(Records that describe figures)
────────────────

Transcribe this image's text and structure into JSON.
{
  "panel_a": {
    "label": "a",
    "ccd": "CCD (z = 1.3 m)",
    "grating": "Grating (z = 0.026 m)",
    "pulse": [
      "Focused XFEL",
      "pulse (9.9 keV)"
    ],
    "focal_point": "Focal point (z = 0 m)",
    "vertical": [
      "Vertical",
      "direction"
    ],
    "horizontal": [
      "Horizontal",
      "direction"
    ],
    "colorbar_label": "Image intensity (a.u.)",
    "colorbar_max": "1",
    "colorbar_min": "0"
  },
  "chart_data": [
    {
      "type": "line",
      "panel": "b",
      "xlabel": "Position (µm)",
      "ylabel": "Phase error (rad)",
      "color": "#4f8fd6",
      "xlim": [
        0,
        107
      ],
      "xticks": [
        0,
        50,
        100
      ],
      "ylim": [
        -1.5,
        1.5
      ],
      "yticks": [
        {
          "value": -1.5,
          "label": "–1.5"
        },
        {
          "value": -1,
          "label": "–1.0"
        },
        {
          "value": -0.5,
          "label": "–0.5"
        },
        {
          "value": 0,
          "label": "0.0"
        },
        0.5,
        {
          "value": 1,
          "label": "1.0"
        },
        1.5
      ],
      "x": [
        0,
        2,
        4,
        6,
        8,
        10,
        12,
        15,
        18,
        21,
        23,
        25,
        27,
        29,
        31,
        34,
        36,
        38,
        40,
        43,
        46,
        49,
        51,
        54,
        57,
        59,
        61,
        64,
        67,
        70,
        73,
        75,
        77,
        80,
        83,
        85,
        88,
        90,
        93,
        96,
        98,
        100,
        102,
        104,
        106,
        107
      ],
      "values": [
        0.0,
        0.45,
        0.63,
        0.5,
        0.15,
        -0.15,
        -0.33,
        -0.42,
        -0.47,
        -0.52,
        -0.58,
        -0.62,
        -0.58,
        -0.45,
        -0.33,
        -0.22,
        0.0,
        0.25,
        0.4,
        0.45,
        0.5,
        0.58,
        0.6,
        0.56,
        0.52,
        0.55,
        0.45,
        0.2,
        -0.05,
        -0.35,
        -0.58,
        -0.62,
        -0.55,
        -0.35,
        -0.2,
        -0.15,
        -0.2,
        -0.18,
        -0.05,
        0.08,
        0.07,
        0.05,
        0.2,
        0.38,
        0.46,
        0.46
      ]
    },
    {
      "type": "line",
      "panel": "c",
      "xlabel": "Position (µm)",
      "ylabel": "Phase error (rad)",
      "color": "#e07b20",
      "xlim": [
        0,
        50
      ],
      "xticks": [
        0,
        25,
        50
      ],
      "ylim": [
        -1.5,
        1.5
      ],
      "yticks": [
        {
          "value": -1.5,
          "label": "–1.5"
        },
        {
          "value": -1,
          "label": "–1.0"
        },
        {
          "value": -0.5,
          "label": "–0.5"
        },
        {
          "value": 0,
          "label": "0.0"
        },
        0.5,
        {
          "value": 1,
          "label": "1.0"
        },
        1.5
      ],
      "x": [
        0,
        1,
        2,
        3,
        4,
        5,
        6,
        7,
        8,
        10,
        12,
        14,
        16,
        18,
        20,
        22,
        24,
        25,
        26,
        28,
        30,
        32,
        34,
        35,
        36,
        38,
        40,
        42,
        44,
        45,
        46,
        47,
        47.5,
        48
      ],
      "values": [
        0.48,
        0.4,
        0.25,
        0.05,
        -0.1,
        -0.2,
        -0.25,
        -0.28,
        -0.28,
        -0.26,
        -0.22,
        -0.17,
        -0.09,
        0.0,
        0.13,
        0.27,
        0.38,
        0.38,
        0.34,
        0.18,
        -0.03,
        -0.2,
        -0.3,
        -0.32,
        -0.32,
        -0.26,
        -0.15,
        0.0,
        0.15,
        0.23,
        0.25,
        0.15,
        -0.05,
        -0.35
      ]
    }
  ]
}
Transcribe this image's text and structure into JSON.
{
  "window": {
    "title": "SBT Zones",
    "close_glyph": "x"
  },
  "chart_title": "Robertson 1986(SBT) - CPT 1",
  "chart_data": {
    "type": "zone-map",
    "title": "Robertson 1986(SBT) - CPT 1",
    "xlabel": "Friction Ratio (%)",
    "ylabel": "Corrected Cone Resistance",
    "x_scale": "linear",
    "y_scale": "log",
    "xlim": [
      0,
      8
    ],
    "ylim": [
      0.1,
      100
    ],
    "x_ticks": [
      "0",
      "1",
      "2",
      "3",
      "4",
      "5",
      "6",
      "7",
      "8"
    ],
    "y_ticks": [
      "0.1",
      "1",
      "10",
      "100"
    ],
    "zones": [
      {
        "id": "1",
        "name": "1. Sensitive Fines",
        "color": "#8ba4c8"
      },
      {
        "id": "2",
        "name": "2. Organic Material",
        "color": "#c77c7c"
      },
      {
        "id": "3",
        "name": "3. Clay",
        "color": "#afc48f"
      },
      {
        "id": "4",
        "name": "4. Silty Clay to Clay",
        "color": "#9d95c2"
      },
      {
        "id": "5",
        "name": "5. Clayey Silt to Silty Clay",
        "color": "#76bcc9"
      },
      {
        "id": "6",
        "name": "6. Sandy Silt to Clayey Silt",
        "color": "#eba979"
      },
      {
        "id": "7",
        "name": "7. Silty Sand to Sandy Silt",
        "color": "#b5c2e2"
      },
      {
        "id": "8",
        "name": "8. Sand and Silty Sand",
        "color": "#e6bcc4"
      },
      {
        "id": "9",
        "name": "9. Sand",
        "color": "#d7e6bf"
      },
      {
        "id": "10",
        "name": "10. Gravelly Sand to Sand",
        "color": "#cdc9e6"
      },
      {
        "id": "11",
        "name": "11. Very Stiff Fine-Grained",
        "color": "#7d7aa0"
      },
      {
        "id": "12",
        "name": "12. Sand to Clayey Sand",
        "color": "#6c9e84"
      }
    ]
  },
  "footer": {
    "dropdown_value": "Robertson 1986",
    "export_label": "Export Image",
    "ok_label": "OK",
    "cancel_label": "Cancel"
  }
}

────────────────

Request>
Whenever "Clayey" turns up in a line, pick that line out.

Answer in full>
        "name": "5. Clayey Silt to Silty Clay",
        "name": "6. Sandy Silt to Clayey Silt",
        "name": "12. Sand to Clayey Sand",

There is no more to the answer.